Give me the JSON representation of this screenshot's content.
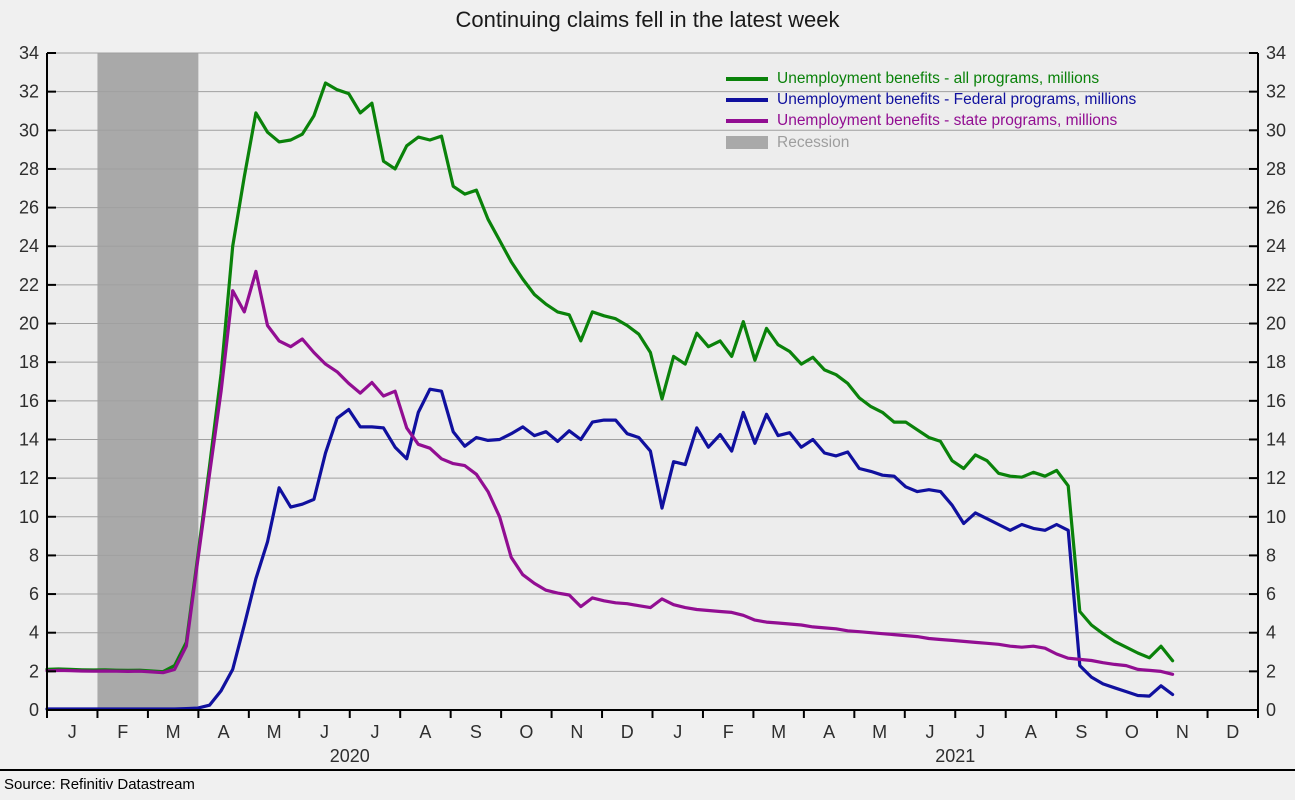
{
  "page": {
    "title": "Continuing claims fell in the latest week",
    "source": "Source: Refinitiv Datastream"
  },
  "chart_data": {
    "type": "line",
    "title": "Continuing claims fell in the latest week",
    "grid": true,
    "legend_position": "top-right",
    "y_axis": {
      "min": 0,
      "max": 34,
      "step": 2,
      "sides": "both",
      "tick_labels": [
        "0",
        "2",
        "4",
        "6",
        "8",
        "10",
        "12",
        "14",
        "16",
        "18",
        "20",
        "22",
        "24",
        "26",
        "28",
        "30",
        "32",
        "34"
      ]
    },
    "x_axis": {
      "years": [
        {
          "label": "2020",
          "months": [
            "J",
            "F",
            "M",
            "A",
            "M",
            "J",
            "J",
            "A",
            "S",
            "O",
            "N",
            "D"
          ]
        },
        {
          "label": "2021",
          "months": [
            "J",
            "F",
            "M",
            "A",
            "M",
            "J",
            "J",
            "A",
            "S",
            "O",
            "N",
            "D"
          ]
        }
      ]
    },
    "recession_band": {
      "label": "Recession",
      "color": "#a9a9a9",
      "label_color": "#9e9e9e",
      "start_month_index": 1,
      "end_month_index": 3
    },
    "series": [
      {
        "name": "Unemployment benefits - all programs, millions",
        "color": "#0a820a",
        "values": [
          2.1,
          2.12,
          2.1,
          2.08,
          2.07,
          2.08,
          2.06,
          2.05,
          2.06,
          2.02,
          1.98,
          2.3,
          3.5,
          8.0,
          12.6,
          17.4,
          24.0,
          27.6,
          30.9,
          29.9,
          29.4,
          29.5,
          29.8,
          30.75,
          32.45,
          32.1,
          31.9,
          30.9,
          31.4,
          28.4,
          28.0,
          29.2,
          29.65,
          29.5,
          29.7,
          27.1,
          26.7,
          26.9,
          25.4,
          24.3,
          23.2,
          22.3,
          21.5,
          21.0,
          20.6,
          20.45,
          19.1,
          20.6,
          20.4,
          20.25,
          19.9,
          19.45,
          18.5,
          16.1,
          18.3,
          17.9,
          19.5,
          18.8,
          19.1,
          18.3,
          20.1,
          18.1,
          19.75,
          18.9,
          18.55,
          17.9,
          18.25,
          17.6,
          17.35,
          16.9,
          16.15,
          15.7,
          15.4,
          14.9,
          14.9,
          14.5,
          14.1,
          13.9,
          12.9,
          12.5,
          13.2,
          12.9,
          12.25,
          12.1,
          12.05,
          12.3,
          12.1,
          12.4,
          11.6,
          5.1,
          4.4,
          3.95,
          3.55,
          3.25,
          2.95,
          2.7,
          3.3,
          2.55
        ]
      },
      {
        "name": "Unemployment benefits - Federal programs, millions",
        "color": "#10109e",
        "values": [
          0.05,
          0.05,
          0.05,
          0.05,
          0.05,
          0.05,
          0.05,
          0.05,
          0.05,
          0.05,
          0.05,
          0.05,
          0.07,
          0.1,
          0.25,
          1.0,
          2.1,
          4.4,
          6.8,
          8.7,
          11.5,
          10.5,
          10.65,
          10.9,
          13.3,
          15.1,
          15.55,
          14.65,
          14.65,
          14.6,
          13.6,
          13.0,
          15.4,
          16.6,
          16.5,
          14.4,
          13.65,
          14.1,
          13.95,
          14.0,
          14.3,
          14.65,
          14.2,
          14.4,
          13.9,
          14.45,
          14.0,
          14.9,
          15.0,
          15.0,
          14.3,
          14.1,
          13.4,
          10.45,
          12.85,
          12.7,
          14.6,
          13.6,
          14.25,
          13.4,
          15.4,
          13.8,
          15.3,
          14.2,
          14.35,
          13.6,
          14.0,
          13.3,
          13.15,
          13.35,
          12.5,
          12.35,
          12.15,
          12.1,
          11.55,
          11.3,
          11.4,
          11.3,
          10.6,
          9.65,
          10.2,
          9.9,
          9.6,
          9.3,
          9.6,
          9.4,
          9.3,
          9.6,
          9.3,
          2.3,
          1.7,
          1.35,
          1.15,
          0.95,
          0.75,
          0.72,
          1.25,
          0.8
        ]
      },
      {
        "name": "Unemployment benefits - state programs, millions",
        "color": "#920e92",
        "values": [
          2.03,
          2.05,
          2.04,
          2.02,
          2.01,
          2.02,
          2.01,
          2.0,
          2.01,
          1.97,
          1.93,
          2.1,
          3.3,
          7.8,
          12.2,
          16.5,
          21.7,
          20.6,
          22.7,
          19.9,
          19.1,
          18.8,
          19.2,
          18.5,
          17.9,
          17.5,
          16.9,
          16.4,
          16.95,
          16.25,
          16.5,
          14.6,
          13.75,
          13.55,
          13.0,
          12.75,
          12.65,
          12.2,
          11.3,
          10.0,
          7.9,
          7.0,
          6.55,
          6.2,
          6.05,
          5.95,
          5.35,
          5.8,
          5.65,
          5.55,
          5.5,
          5.4,
          5.3,
          5.75,
          5.45,
          5.3,
          5.2,
          5.15,
          5.1,
          5.05,
          4.9,
          4.65,
          4.55,
          4.5,
          4.45,
          4.4,
          4.3,
          4.25,
          4.2,
          4.1,
          4.05,
          4.0,
          3.95,
          3.9,
          3.85,
          3.8,
          3.7,
          3.65,
          3.6,
          3.55,
          3.5,
          3.45,
          3.4,
          3.3,
          3.25,
          3.3,
          3.2,
          2.9,
          2.68,
          2.62,
          2.56,
          2.45,
          2.36,
          2.3,
          2.1,
          2.05,
          2.0,
          1.85
        ]
      }
    ]
  }
}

§ Prompt
Quote every entry exactly, with the pictures omitted.

§ Reply
Give me the JSON representation of this screenshot's content.
{
  "page": {
    "title": "Continuing claims fell in the latest week",
    "source": "Source: Refinitiv Datastream"
  },
  "chart_data": {
    "type": "line",
    "title": "Continuing claims fell in the latest week",
    "grid": true,
    "legend_position": "top-right",
    "y_axis": {
      "min": 0,
      "max": 34,
      "step": 2,
      "sides": "both",
      "tick_labels": [
        "0",
        "2",
        "4",
        "6",
        "8",
        "10",
        "12",
        "14",
        "16",
        "18",
        "20",
        "22",
        "24",
        "26",
        "28",
        "30",
        "32",
        "34"
      ]
    },
    "x_axis": {
      "years": [
        {
          "label": "2020",
          "months": [
            "J",
            "F",
            "M",
            "A",
            "M",
            "J",
            "J",
            "A",
            "S",
            "O",
            "N",
            "D"
          ]
        },
        {
          "label": "2021",
          "months": [
            "J",
            "F",
            "M",
            "A",
            "M",
            "J",
            "J",
            "A",
            "S",
            "O",
            "N",
            "D"
          ]
        }
      ]
    },
    "recession_band": {
      "label": "Recession",
      "color": "#a9a9a9",
      "label_color": "#9e9e9e",
      "start_month_index": 1,
      "end_month_index": 3
    },
    "series": [
      {
        "name": "Unemployment benefits - all programs, millions",
        "color": "#0a820a",
        "values": [
          2.1,
          2.12,
          2.1,
          2.08,
          2.07,
          2.08,
          2.06,
          2.05,
          2.06,
          2.02,
          1.98,
          2.3,
          3.5,
          8.0,
          12.6,
          17.4,
          24.0,
          27.6,
          30.9,
          29.9,
          29.4,
          29.5,
          29.8,
          30.75,
          32.45,
          32.1,
          31.9,
          30.9,
          31.4,
          28.4,
          28.0,
          29.2,
          29.65,
          29.5,
          29.7,
          27.1,
          26.7,
          26.9,
          25.4,
          24.3,
          23.2,
          22.3,
          21.5,
          21.0,
          20.6,
          20.45,
          19.1,
          20.6,
          20.4,
          20.25,
          19.9,
          19.45,
          18.5,
          16.1,
          18.3,
          17.9,
          19.5,
          18.8,
          19.1,
          18.3,
          20.1,
          18.1,
          19.75,
          18.9,
          18.55,
          17.9,
          18.25,
          17.6,
          17.35,
          16.9,
          16.15,
          15.7,
          15.4,
          14.9,
          14.9,
          14.5,
          14.1,
          13.9,
          12.9,
          12.5,
          13.2,
          12.9,
          12.25,
          12.1,
          12.05,
          12.3,
          12.1,
          12.4,
          11.6,
          5.1,
          4.4,
          3.95,
          3.55,
          3.25,
          2.95,
          2.7,
          3.3,
          2.55
        ]
      },
      {
        "name": "Unemployment benefits - Federal programs, millions",
        "color": "#10109e",
        "values": [
          0.05,
          0.05,
          0.05,
          0.05,
          0.05,
          0.05,
          0.05,
          0.05,
          0.05,
          0.05,
          0.05,
          0.05,
          0.07,
          0.1,
          0.25,
          1.0,
          2.1,
          4.4,
          6.8,
          8.7,
          11.5,
          10.5,
          10.65,
          10.9,
          13.3,
          15.1,
          15.55,
          14.65,
          14.65,
          14.6,
          13.6,
          13.0,
          15.4,
          16.6,
          16.5,
          14.4,
          13.65,
          14.1,
          13.95,
          14.0,
          14.3,
          14.65,
          14.2,
          14.4,
          13.9,
          14.45,
          14.0,
          14.9,
          15.0,
          15.0,
          14.3,
          14.1,
          13.4,
          10.45,
          12.85,
          12.7,
          14.6,
          13.6,
          14.25,
          13.4,
          15.4,
          13.8,
          15.3,
          14.2,
          14.35,
          13.6,
          14.0,
          13.3,
          13.15,
          13.35,
          12.5,
          12.35,
          12.15,
          12.1,
          11.55,
          11.3,
          11.4,
          11.3,
          10.6,
          9.65,
          10.2,
          9.9,
          9.6,
          9.3,
          9.6,
          9.4,
          9.3,
          9.6,
          9.3,
          2.3,
          1.7,
          1.35,
          1.15,
          0.95,
          0.75,
          0.72,
          1.25,
          0.8
        ]
      },
      {
        "name": "Unemployment benefits - state programs, millions",
        "color": "#920e92",
        "values": [
          2.03,
          2.05,
          2.04,
          2.02,
          2.01,
          2.02,
          2.01,
          2.0,
          2.01,
          1.97,
          1.93,
          2.1,
          3.3,
          7.8,
          12.2,
          16.5,
          21.7,
          20.6,
          22.7,
          19.9,
          19.1,
          18.8,
          19.2,
          18.5,
          17.9,
          17.5,
          16.9,
          16.4,
          16.95,
          16.25,
          16.5,
          14.6,
          13.75,
          13.55,
          13.0,
          12.75,
          12.65,
          12.2,
          11.3,
          10.0,
          7.9,
          7.0,
          6.55,
          6.2,
          6.05,
          5.95,
          5.35,
          5.8,
          5.65,
          5.55,
          5.5,
          5.4,
          5.3,
          5.75,
          5.45,
          5.3,
          5.2,
          5.15,
          5.1,
          5.05,
          4.9,
          4.65,
          4.55,
          4.5,
          4.45,
          4.4,
          4.3,
          4.25,
          4.2,
          4.1,
          4.05,
          4.0,
          3.95,
          3.9,
          3.85,
          3.8,
          3.7,
          3.65,
          3.6,
          3.55,
          3.5,
          3.45,
          3.4,
          3.3,
          3.25,
          3.3,
          3.2,
          2.9,
          2.68,
          2.62,
          2.56,
          2.45,
          2.36,
          2.3,
          2.1,
          2.05,
          2.0,
          1.85
        ]
      }
    ]
  }
}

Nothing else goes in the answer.